-- START Records for this task --
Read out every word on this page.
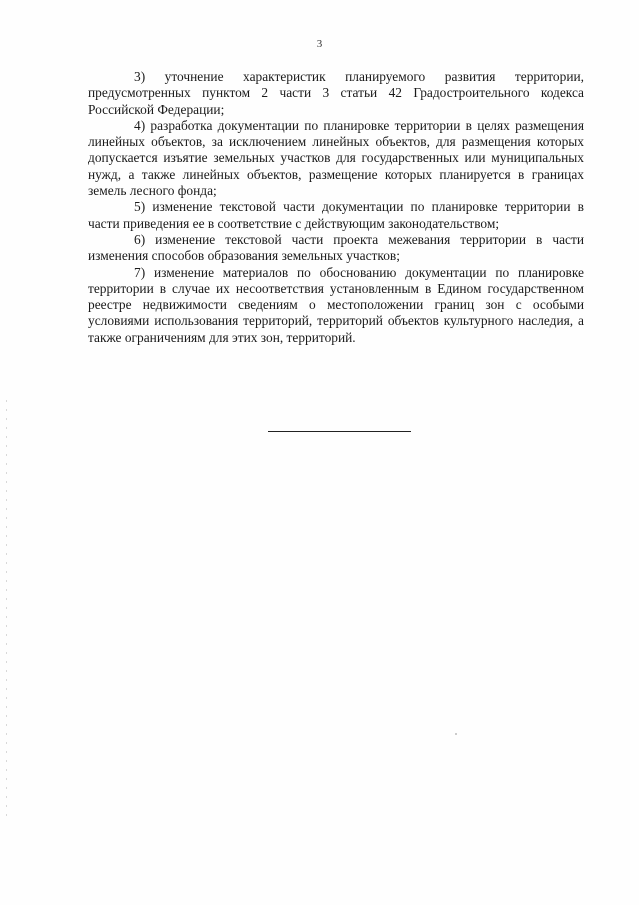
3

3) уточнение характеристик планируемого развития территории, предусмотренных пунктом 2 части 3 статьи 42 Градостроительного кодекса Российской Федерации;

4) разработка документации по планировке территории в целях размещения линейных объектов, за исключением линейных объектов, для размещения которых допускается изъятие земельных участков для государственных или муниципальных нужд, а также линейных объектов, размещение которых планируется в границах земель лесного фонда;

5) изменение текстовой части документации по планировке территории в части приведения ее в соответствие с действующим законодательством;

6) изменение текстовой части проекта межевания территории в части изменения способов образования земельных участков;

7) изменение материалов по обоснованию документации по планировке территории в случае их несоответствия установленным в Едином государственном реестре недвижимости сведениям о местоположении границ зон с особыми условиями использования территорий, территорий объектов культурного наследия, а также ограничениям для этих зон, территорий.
-- END Records for this task --
• Problem to work on
Filter out every line that lacks the word "части", and copy the rest.

• Response for this exercise
3) уточнение характеристик планируемого развития территории, предусмотренных пунктом 2 части 3 статьи 42 Градостроительного кодекса Российской Федерации;
5) изменение текстовой части документации по планировке территории в части приведения ее в соответствие с действующим законодательством;
6) изменение текстовой части проекта межевания территории в части изменения способов образования земельных участков;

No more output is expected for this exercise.